§ **SET TASK**
Swap "download-icon" for "arrow-icon" in the stretch of material from the line containing "support-bpmn: BPMN: [455, 277, 545, 391]" through the line containing "chevron-down-icon: ▼: [549, 464, 562, 478]", leaving everything else unchanged. Give only those lines.

§ **INPUT FOR THIS TASK**

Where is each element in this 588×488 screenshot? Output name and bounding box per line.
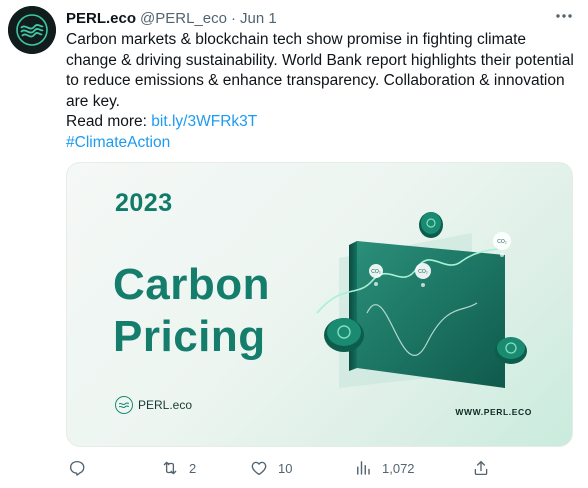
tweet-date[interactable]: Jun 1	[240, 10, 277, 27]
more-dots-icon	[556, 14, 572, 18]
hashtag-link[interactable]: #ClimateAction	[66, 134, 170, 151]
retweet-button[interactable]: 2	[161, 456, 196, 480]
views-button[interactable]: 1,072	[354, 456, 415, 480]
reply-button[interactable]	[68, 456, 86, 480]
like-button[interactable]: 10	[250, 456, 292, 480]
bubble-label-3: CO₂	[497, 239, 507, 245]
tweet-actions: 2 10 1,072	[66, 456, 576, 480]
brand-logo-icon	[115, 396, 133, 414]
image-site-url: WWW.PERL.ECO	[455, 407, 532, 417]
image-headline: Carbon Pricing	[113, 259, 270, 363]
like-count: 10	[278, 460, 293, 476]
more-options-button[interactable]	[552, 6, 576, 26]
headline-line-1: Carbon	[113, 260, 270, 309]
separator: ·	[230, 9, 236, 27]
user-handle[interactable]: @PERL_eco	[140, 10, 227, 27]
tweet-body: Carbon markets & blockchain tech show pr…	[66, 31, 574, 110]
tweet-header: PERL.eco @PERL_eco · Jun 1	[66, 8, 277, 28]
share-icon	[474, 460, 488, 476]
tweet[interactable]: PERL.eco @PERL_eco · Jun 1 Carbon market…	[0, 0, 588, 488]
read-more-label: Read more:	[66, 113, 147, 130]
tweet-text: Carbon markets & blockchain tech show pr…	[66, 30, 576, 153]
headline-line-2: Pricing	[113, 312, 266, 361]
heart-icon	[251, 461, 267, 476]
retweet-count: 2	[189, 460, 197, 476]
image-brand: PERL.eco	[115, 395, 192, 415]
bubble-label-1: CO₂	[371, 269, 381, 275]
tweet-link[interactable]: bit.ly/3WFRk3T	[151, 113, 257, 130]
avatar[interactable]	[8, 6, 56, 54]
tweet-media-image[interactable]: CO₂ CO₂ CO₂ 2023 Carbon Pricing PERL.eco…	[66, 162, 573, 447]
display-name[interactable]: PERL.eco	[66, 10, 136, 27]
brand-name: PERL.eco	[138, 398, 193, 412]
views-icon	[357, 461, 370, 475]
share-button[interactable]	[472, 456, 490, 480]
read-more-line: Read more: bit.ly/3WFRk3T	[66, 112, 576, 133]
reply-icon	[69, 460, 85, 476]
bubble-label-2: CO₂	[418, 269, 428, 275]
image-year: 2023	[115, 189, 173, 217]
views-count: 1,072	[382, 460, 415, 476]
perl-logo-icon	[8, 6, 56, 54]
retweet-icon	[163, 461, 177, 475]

...

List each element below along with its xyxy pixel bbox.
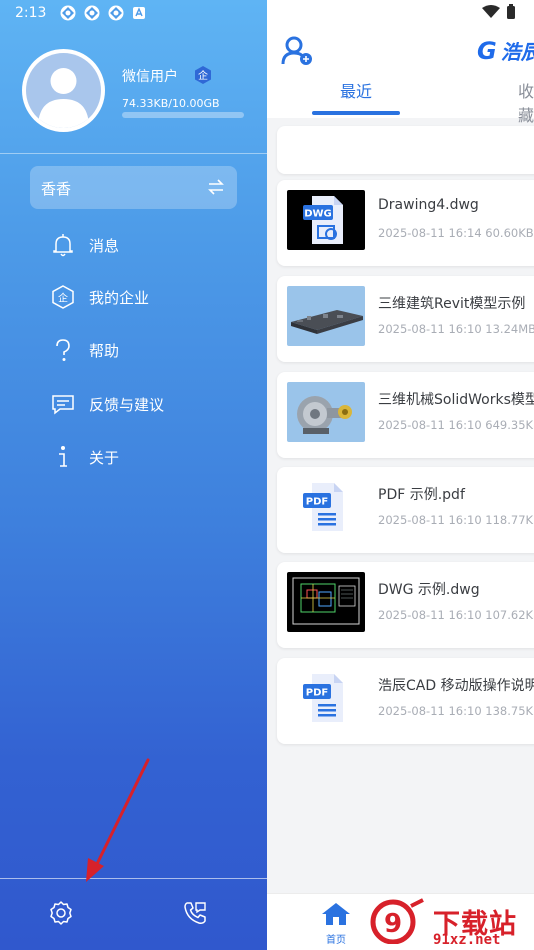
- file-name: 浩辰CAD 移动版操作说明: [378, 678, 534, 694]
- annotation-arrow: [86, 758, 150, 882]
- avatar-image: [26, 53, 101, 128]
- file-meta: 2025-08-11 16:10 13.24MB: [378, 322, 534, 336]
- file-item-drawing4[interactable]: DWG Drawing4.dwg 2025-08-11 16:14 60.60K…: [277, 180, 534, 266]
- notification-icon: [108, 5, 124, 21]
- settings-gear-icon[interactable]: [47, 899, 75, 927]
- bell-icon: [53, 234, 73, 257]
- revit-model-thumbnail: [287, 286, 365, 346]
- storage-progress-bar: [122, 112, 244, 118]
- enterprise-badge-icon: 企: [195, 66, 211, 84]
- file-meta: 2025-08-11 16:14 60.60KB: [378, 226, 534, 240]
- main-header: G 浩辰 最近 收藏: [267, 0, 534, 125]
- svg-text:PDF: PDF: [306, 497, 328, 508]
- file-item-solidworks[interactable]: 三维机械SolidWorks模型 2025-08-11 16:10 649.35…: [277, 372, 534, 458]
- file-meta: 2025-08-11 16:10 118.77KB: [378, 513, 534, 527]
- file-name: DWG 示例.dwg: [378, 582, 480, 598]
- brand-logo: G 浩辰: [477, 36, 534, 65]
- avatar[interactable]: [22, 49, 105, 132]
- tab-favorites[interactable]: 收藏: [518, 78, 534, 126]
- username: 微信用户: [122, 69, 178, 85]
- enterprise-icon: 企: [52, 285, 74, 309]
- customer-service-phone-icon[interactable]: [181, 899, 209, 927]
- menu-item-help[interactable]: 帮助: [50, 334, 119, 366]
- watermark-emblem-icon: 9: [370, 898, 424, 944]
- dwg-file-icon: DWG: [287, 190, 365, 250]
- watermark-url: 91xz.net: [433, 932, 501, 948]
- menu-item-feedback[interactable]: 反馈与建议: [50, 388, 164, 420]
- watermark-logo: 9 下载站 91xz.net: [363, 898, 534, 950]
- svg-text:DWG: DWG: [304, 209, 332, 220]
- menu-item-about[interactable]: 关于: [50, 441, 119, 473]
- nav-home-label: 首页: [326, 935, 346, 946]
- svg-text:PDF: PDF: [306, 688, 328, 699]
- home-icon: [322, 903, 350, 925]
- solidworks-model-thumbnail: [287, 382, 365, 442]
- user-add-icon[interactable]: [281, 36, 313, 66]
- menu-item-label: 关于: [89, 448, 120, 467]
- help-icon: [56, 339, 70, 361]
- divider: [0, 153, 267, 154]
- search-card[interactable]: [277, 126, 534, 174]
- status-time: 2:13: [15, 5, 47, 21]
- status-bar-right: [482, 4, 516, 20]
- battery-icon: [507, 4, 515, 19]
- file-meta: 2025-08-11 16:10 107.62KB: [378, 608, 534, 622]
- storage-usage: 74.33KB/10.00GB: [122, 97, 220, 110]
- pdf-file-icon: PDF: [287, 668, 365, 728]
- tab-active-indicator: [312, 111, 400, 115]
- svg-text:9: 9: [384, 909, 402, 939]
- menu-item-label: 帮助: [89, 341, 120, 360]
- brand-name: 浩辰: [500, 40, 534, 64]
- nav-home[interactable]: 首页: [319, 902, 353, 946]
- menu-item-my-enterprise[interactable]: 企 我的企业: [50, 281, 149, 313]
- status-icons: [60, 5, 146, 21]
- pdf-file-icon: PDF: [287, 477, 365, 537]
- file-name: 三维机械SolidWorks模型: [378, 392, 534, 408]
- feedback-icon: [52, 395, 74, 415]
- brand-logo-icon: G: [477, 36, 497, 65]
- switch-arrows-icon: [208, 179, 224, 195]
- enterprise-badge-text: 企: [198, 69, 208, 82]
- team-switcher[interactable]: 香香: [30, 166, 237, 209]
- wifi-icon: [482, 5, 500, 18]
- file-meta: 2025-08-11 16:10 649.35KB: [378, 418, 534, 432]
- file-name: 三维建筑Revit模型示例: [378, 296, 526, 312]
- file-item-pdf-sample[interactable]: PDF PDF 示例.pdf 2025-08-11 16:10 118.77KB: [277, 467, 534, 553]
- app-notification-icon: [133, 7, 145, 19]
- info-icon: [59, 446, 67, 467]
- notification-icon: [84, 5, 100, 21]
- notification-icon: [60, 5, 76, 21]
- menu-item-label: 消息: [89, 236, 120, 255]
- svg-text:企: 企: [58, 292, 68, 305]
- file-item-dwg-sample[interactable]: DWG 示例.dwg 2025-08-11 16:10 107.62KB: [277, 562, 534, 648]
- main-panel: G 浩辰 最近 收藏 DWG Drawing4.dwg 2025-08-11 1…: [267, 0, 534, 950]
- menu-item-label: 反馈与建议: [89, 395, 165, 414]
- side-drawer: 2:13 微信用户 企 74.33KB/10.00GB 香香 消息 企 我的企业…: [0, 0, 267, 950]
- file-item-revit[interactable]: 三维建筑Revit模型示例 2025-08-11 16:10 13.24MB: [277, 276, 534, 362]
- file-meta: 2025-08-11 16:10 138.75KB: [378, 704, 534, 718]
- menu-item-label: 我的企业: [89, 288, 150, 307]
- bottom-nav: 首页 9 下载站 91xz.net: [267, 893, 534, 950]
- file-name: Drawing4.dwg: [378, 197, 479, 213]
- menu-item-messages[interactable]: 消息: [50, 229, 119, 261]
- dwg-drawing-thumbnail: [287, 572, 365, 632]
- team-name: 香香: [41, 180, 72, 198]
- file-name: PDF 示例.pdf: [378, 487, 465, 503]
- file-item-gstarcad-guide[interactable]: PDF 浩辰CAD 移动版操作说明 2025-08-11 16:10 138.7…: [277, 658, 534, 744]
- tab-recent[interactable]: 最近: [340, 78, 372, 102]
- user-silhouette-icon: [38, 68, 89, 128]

==

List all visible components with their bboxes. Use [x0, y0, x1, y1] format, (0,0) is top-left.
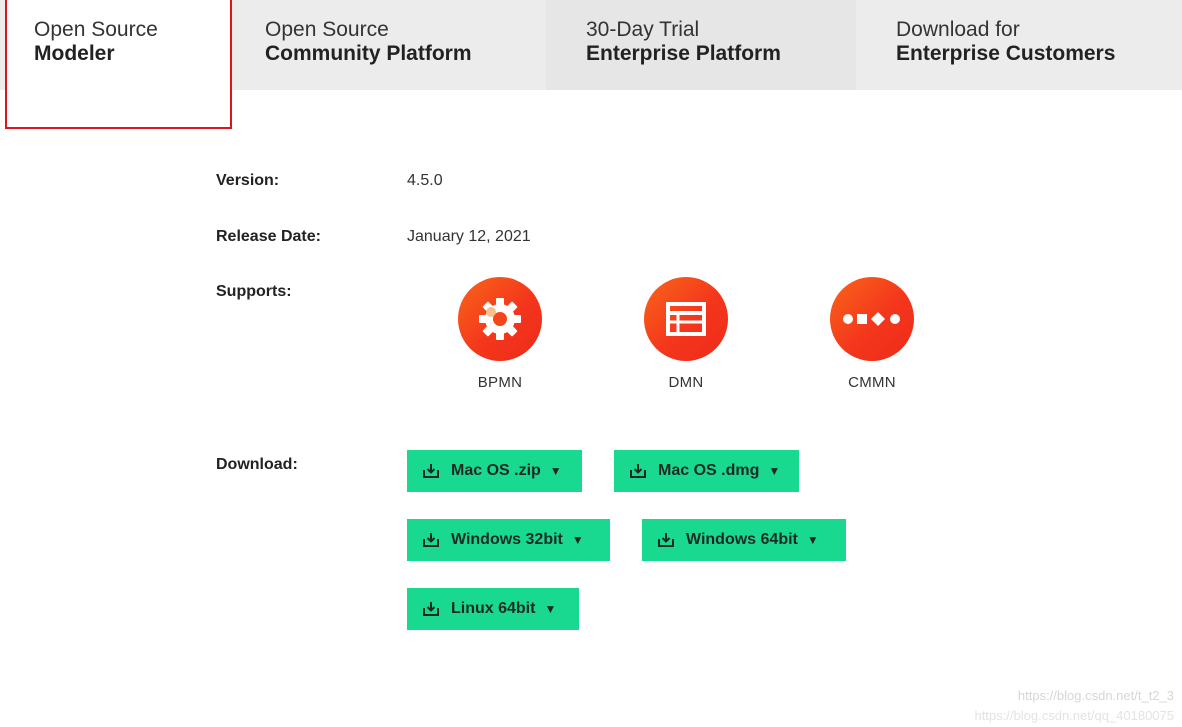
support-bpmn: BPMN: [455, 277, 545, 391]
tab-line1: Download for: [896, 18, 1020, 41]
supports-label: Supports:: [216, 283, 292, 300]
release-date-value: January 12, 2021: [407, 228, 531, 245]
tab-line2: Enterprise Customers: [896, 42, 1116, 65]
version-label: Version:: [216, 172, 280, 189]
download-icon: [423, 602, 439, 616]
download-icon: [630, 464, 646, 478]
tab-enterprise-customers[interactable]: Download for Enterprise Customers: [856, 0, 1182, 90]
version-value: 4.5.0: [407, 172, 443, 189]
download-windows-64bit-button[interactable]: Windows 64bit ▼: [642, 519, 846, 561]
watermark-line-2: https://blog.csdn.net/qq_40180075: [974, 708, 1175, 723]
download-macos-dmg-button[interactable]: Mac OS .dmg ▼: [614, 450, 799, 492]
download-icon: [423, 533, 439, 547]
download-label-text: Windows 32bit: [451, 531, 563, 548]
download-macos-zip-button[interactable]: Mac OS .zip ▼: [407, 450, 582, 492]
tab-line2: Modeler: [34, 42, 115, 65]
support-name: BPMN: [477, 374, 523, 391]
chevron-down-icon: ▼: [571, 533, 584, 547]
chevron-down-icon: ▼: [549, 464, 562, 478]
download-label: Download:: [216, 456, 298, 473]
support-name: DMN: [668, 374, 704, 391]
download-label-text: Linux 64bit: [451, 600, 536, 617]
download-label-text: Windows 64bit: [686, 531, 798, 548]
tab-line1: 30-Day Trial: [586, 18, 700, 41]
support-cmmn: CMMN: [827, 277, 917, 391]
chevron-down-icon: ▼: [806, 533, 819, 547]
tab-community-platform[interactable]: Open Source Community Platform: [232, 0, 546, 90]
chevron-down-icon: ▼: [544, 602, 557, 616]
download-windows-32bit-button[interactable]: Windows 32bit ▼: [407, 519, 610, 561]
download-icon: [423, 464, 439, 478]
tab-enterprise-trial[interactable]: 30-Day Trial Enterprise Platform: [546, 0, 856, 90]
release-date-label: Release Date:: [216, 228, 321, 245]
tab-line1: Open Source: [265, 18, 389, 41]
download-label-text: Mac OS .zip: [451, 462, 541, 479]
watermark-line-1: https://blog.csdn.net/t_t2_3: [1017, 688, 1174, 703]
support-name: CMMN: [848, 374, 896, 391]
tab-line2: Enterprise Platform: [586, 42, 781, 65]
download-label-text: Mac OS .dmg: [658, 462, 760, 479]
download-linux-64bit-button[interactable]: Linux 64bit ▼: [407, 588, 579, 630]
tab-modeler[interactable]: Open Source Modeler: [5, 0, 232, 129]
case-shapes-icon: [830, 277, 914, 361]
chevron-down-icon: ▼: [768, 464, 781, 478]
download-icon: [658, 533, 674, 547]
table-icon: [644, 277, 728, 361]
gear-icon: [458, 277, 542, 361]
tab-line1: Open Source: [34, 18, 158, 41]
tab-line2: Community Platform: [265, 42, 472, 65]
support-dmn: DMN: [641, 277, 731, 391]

§ **TASK RESPONSE**
support-bpmn: BPMN: [455, 277, 545, 391]
tab-line1: Download for: [896, 18, 1020, 41]
supports-label: Supports:: [216, 283, 292, 300]
release-date-value: January 12, 2021: [407, 228, 531, 245]
tab-line2: Enterprise Customers: [896, 42, 1116, 65]
version-label: Version:: [216, 172, 280, 189]
arrow-icon: [423, 602, 439, 616]
arrow-icon: [630, 464, 646, 478]
tab-enterprise-customers[interactable]: Download for Enterprise Customers: [856, 0, 1182, 90]
version-value: 4.5.0: [407, 172, 443, 189]
download-windows-64bit-button[interactable]: Windows 64bit ▼: [642, 519, 846, 561]
watermark-line-2: https://blog.csdn.net/qq_40180075: [974, 708, 1175, 723]
download-macos-dmg-button[interactable]: Mac OS .dmg ▼: [614, 450, 799, 492]
arrow-icon: [423, 533, 439, 547]
download-label-text: Windows 32bit: [451, 531, 563, 548]
download-macos-zip-button[interactable]: Mac OS .zip ▼: [407, 450, 582, 492]
tab-line2: Modeler: [34, 42, 115, 65]
support-name: BPMN: [477, 374, 523, 391]
chevron-down-icon: ▼: [571, 533, 584, 547]
chevron-down-icon: ▼: [549, 464, 562, 478]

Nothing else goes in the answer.